··· The input ···

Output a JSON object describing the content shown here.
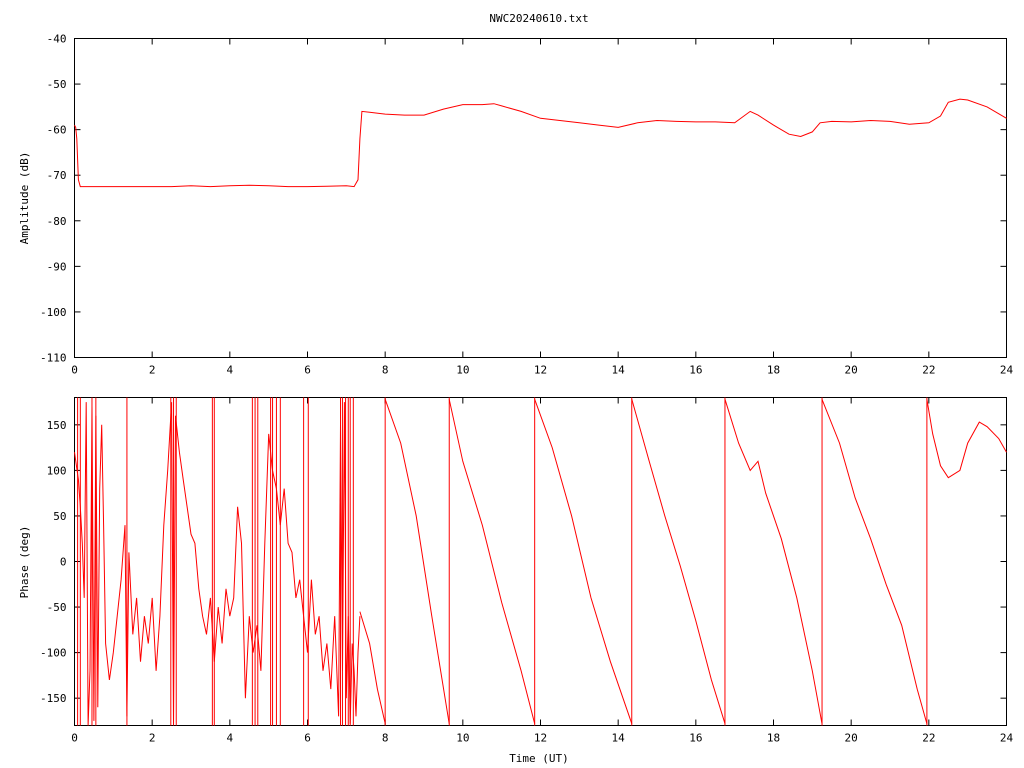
{
  "title": "NWC20240610.txt",
  "colors": {
    "trace": "#ff0000",
    "frame": "#000000",
    "background": "#ffffff"
  },
  "chart_data": [
    {
      "type": "line",
      "title": "NWC20240610.txt",
      "xlabel": "",
      "ylabel": "Amplitude (dB)",
      "xlim": [
        0,
        24
      ],
      "ylim": [
        -110,
        -40
      ],
      "xticks": [
        "0",
        "2",
        "4",
        "6",
        "8",
        "10",
        "12",
        "14",
        "16",
        "18",
        "20",
        "22",
        "24"
      ],
      "yticks": [
        "-40",
        "-50",
        "-60",
        "-70",
        "-80",
        "-90",
        "-100",
        "-110"
      ],
      "grid": false,
      "series": [
        {
          "x": [
            0,
            0.03,
            0.06,
            0.1,
            0.15,
            0.5,
            1,
            1.5,
            2,
            2.5,
            3,
            3.5,
            4,
            4.5,
            5,
            5.5,
            6,
            6.5,
            7,
            7.2,
            7.3,
            7.35,
            7.4,
            7.6,
            8,
            8.5,
            9,
            9.5,
            10,
            10.5,
            10.8,
            11,
            11.5,
            12,
            12.5,
            13,
            13.5,
            14,
            14.5,
            15,
            15.5,
            16,
            16.5,
            17,
            17.4,
            17.6,
            18,
            18.4,
            18.7,
            19,
            19.2,
            19.5,
            20,
            20.5,
            21,
            21.5,
            22,
            22.3,
            22.5,
            22.8,
            23,
            23.5,
            24
          ],
          "values": [
            -59,
            -59.5,
            -62,
            -71,
            -72.5,
            -72.5,
            -72.5,
            -72.5,
            -72.5,
            -72.5,
            -72.3,
            -72.5,
            -72.3,
            -72.2,
            -72.3,
            -72.5,
            -72.5,
            -72.4,
            -72.3,
            -72.5,
            -71,
            -62,
            -56,
            -56.2,
            -56.6,
            -56.8,
            -56.8,
            -55.5,
            -54.5,
            -54.5,
            -54.3,
            -54.8,
            -56,
            -57.5,
            -58,
            -58.5,
            -59,
            -59.5,
            -58.5,
            -58,
            -58.2,
            -58.3,
            -58.3,
            -58.5,
            -56,
            -56.8,
            -59,
            -61,
            -61.5,
            -60.5,
            -58.5,
            -58.2,
            -58.3,
            -58,
            -58.2,
            -58.8,
            -58.5,
            -57,
            -54,
            -53.3,
            -53.5,
            -55,
            -57.5
          ]
        }
      ]
    },
    {
      "type": "line",
      "title": "",
      "xlabel": "Time (UT)",
      "ylabel": "Phase (deg)",
      "xlim": [
        0,
        24
      ],
      "ylim": [
        -180,
        180
      ],
      "xticks": [
        "0",
        "2",
        "4",
        "6",
        "8",
        "10",
        "12",
        "14",
        "16",
        "18",
        "20",
        "22",
        "24"
      ],
      "yticks": [
        "150",
        "100",
        "50",
        "0",
        "-50",
        "-100",
        "-150"
      ],
      "grid": false,
      "series": [
        {
          "x": [
            0,
            0.1,
            0.15,
            0.2,
            0.25,
            0.3,
            0.35,
            0.4,
            0.45,
            0.5,
            0.55,
            0.6,
            0.65,
            0.7,
            0.75,
            0.8,
            0.9,
            1,
            1.1,
            1.2,
            1.3,
            1.35,
            1.4,
            1.5,
            1.6,
            1.7,
            1.8,
            1.9,
            2,
            2.1,
            2.2,
            2.3,
            2.4,
            2.5,
            2.55,
            2.6,
            2.7,
            2.8,
            2.9,
            3,
            3.1,
            3.2,
            3.3,
            3.4,
            3.5,
            3.6,
            3.7,
            3.8,
            3.9,
            4,
            4.1,
            4.2,
            4.3,
            4.4,
            4.5,
            4.6,
            4.7,
            4.8,
            4.9,
            5,
            5.1,
            5.2,
            5.3,
            5.4,
            5.5,
            5.6,
            5.7,
            5.8,
            5.9,
            6,
            6.1,
            6.2,
            6.3,
            6.4,
            6.5,
            6.6,
            6.7,
            6.8,
            6.85,
            6.9,
            6.95,
            7,
            7.05,
            7.1,
            7.15,
            7.2,
            7.25,
            7.3,
            7.35
          ],
          "values": [
            120,
            90,
            60,
            20,
            -40,
            175,
            -180,
            -120,
            170,
            -175,
            160,
            -160,
            80,
            150,
            40,
            -90,
            -130,
            -100,
            -60,
            -20,
            40,
            -170,
            10,
            -80,
            -40,
            -110,
            -60,
            -90,
            -40,
            -120,
            -60,
            40,
            100,
            175,
            -178,
            160,
            120,
            90,
            60,
            30,
            20,
            -30,
            -60,
            -80,
            -40,
            -110,
            -50,
            -90,
            -30,
            -60,
            -40,
            60,
            20,
            -150,
            -60,
            -100,
            -70,
            -120,
            20,
            140,
            100,
            80,
            40,
            80,
            20,
            10,
            -40,
            -20,
            -60,
            -100,
            -20,
            -80,
            -60,
            -120,
            -90,
            -140,
            -60,
            -170,
            150,
            -120,
            175,
            -150,
            -60,
            -178,
            -90,
            -120,
            -170,
            -100,
            -60
          ]
        },
        {
          "x": [
            7.35,
            7.6,
            7.8,
            8.0
          ],
          "values": [
            -55,
            -90,
            -140,
            -178
          ]
        },
        {
          "x": [
            8.0,
            8.4,
            8.8,
            9.2,
            9.65
          ],
          "values": [
            178,
            130,
            50,
            -60,
            -178
          ]
        },
        {
          "x": [
            9.65,
            10,
            10.5,
            11,
            11.5,
            11.85
          ],
          "values": [
            178,
            110,
            40,
            -45,
            -120,
            -178
          ]
        },
        {
          "x": [
            11.85,
            12.3,
            12.8,
            13.3,
            13.8,
            14.35
          ],
          "values": [
            178,
            125,
            50,
            -40,
            -110,
            -178
          ]
        },
        {
          "x": [
            14.35,
            14.8,
            15.2,
            15.6,
            16.0,
            16.4,
            16.75
          ],
          "values": [
            178,
            110,
            50,
            -5,
            -65,
            -130,
            -178
          ]
        },
        {
          "x": [
            16.75,
            17.1,
            17.4,
            17.6,
            17.8,
            18.2,
            18.6,
            19.0,
            19.25
          ],
          "values": [
            178,
            130,
            100,
            110,
            75,
            25,
            -40,
            -120,
            -178
          ]
        },
        {
          "x": [
            19.25,
            19.7,
            20.1,
            20.5,
            20.9,
            21.3,
            21.7,
            21.95
          ],
          "values": [
            178,
            130,
            70,
            25,
            -25,
            -70,
            -140,
            -178
          ]
        },
        {
          "x": [
            21.95,
            22.1,
            22.3,
            22.5,
            22.8,
            23.0,
            23.3,
            23.5,
            23.8,
            24
          ],
          "values": [
            178,
            140,
            105,
            92,
            100,
            130,
            153,
            148,
            135,
            120
          ]
        }
      ],
      "wrap_lines_x": [
        0.08,
        0.15,
        0.45,
        0.55,
        1.35,
        2.48,
        2.55,
        2.62,
        3.55,
        3.6,
        4.58,
        4.65,
        4.72,
        5.05,
        5.1,
        5.2,
        5.3,
        5.9,
        6.02,
        6.85,
        6.9,
        6.98,
        7.05,
        7.1,
        7.18,
        8.0,
        9.65,
        11.85,
        14.35,
        16.75,
        19.25,
        21.95
      ]
    }
  ]
}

···

**Objective**
List the lines that contain the word "ylabel".

**Answer to this exercise**
      "ylabel": "Amplitude (dB)",
      "ylabel": "Phase (deg)",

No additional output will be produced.